▸ **Exercise description**
Return each entry exactly, omitting nothing.

▸ **Provided entries**
● ● ● ● ● ● ●

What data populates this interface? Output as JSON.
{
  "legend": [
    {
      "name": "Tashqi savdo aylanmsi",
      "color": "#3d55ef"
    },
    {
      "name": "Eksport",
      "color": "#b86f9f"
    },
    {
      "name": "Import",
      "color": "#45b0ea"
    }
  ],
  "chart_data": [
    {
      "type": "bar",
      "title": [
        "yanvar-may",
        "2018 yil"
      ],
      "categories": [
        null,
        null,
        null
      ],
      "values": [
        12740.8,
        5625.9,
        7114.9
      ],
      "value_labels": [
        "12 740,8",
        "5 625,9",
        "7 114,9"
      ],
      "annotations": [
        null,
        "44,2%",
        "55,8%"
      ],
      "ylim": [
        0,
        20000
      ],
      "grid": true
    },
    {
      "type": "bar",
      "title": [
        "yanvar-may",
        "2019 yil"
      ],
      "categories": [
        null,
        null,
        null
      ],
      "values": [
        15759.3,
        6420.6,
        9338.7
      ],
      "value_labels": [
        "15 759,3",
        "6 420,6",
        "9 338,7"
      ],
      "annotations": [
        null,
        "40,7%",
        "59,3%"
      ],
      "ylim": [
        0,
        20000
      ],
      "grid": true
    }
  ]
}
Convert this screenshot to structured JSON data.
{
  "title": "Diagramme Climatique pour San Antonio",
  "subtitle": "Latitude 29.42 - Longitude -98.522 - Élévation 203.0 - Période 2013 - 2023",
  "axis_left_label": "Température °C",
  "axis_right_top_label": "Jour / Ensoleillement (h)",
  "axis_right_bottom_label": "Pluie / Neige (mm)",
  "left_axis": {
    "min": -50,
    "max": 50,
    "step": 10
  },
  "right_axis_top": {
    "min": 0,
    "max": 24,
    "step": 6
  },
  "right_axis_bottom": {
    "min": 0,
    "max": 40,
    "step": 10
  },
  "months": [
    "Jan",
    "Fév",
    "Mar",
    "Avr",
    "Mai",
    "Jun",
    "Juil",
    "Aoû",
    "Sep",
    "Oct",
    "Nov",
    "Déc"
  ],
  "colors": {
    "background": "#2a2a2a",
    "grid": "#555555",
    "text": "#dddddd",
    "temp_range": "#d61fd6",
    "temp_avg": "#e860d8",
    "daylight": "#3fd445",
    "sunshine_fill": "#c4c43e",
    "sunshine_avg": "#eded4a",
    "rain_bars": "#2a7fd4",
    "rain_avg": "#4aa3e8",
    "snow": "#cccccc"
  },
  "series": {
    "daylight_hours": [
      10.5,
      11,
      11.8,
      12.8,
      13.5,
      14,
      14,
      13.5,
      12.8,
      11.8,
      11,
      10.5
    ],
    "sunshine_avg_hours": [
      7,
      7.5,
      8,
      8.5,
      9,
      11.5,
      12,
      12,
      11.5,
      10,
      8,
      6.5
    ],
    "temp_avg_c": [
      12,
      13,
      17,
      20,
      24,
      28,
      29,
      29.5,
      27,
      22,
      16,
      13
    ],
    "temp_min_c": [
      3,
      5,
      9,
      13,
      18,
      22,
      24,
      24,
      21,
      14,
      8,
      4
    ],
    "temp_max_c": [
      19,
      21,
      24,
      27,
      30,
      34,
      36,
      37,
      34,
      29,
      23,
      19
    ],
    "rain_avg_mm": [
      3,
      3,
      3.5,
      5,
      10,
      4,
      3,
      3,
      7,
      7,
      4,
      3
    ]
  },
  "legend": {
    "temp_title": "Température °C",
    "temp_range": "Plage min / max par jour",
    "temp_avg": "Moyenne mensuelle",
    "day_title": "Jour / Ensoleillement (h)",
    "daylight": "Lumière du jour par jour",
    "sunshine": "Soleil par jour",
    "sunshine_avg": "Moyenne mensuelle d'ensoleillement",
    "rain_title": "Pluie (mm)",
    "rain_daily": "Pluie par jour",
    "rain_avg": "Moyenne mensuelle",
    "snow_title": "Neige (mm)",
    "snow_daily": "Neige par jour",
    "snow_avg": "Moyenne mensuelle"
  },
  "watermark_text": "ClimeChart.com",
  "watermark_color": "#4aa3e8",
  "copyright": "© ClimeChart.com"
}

● ● ● ● ● ● ●

▸ **Task response**
What data populates this interface? Output as JSON.
{
  "legend": [
    {
      "name": "Tashqi savdo aylanmsi",
      "color": "#3d55ef"
    },
    {
      "name": "Eksport",
      "color": "#b86f9f"
    },
    {
      "name": "Import",
      "color": "#45b0ea"
    }
  ],
  "chart_data": [
    {
      "type": "bar",
      "title": [
        "yanvar-may",
        "2018 yil"
      ],
      "categories": [
        null,
        null,
        null
      ],
      "values": [
        12740.8,
        5625.9,
        7114.9
      ],
      "value_labels": [
        "12 740,8",
        "5 625,9",
        "7 114,9"
      ],
      "annotations": [
        null,
        "44,2%",
        "55,8%"
      ],
      "ylim": [
        0,
        20000
      ],
      "grid": true
    },
    {
      "type": "bar",
      "title": [
        "yanvar-may",
        "2019 yil"
      ],
      "categories": [
        null,
        null,
        null
      ],
      "values": [
        15759.3,
        6420.6,
        9338.7
      ],
      "value_labels": [
        "15 759,3",
        "6 420,6",
        "9 338,7"
      ],
      "annotations": [
        null,
        "40,7%",
        "59,3%"
      ],
      "ylim": [
        0,
        20000
      ],
      "grid": true
    }
  ]
}
Convert this screenshot to structured JSON data.
{
  "title": "Diagramme Climatique pour San Antonio",
  "subtitle": "Latitude 29.42 - Longitude -98.522 - Élévation 203.0 - Période 2013 - 2023",
  "axis_left_label": "Température °C",
  "axis_right_top_label": "Jour / Ensoleillement (h)",
  "axis_right_bottom_label": "Pluie / Neige (mm)",
  "left_axis": {
    "min": -50,
    "max": 50,
    "step": 10
  },
  "right_axis_top": {
    "min": 0,
    "max": 24,
    "step": 6
  },
  "right_axis_bottom": {
    "min": 0,
    "max": 40,
    "step": 10
  },
  "months": [
    "Jan",
    "Fév",
    "Mar",
    "Avr",
    "Mai",
    "Jun",
    "Juil",
    "Aoû",
    "Sep",
    "Oct",
    "Nov",
    "Déc"
  ],
  "colors": {
    "background": "#2a2a2a",
    "grid": "#555555",
    "text": "#dddddd",
    "temp_range": "#d61fd6",
    "temp_avg": "#e860d8",
    "daylight": "#3fd445",
    "sunshine_fill": "#c4c43e",
    "sunshine_avg": "#eded4a",
    "rain_bars": "#2a7fd4",
    "rain_avg": "#4aa3e8",
    "snow": "#cccccc"
  },
  "series": {
    "daylight_hours": [
      10.5,
      11,
      11.8,
      12.8,
      13.5,
      14,
      14,
      13.5,
      12.8,
      11.8,
      11,
      10.5
    ],
    "sunshine_avg_hours": [
      7,
      7.5,
      8,
      8.5,
      9,
      11.5,
      12,
      12,
      11.5,
      10,
      8,
      6.5
    ],
    "temp_avg_c": [
      12,
      13,
      17,
      20,
      24,
      28,
      29,
      29.5,
      27,
      22,
      16,
      13
    ],
    "temp_min_c": [
      3,
      5,
      9,
      13,
      18,
      22,
      24,
      24,
      21,
      14,
      8,
      4
    ],
    "temp_max_c": [
      19,
      21,
      24,
      27,
      30,
      34,
      36,
      37,
      34,
      29,
      23,
      19
    ],
    "rain_avg_mm": [
      3,
      3,
      3.5,
      5,
      10,
      4,
      3,
      3,
      7,
      7,
      4,
      3
    ]
  },
  "legend": {
    "temp_title": "Température °C",
    "temp_range": "Plage min / max par jour",
    "temp_avg": "Moyenne mensuelle",
    "day_title": "Jour / Ensoleillement (h)",
    "daylight": "Lumière du jour par jour",
    "sunshine": "Soleil par jour",
    "sunshine_avg": "Moyenne mensuelle d'ensoleillement",
    "rain_title": "Pluie (mm)",
    "rain_daily": "Pluie par jour",
    "rain_avg": "Moyenne mensuelle",
    "snow_title": "Neige (mm)",
    "snow_daily": "Neige par jour",
    "snow_avg": "Moyenne mensuelle"
  },
  "watermark_text": "ClimeChart.com",
  "watermark_color": "#4aa3e8",
  "copyright": "© ClimeChart.com"
}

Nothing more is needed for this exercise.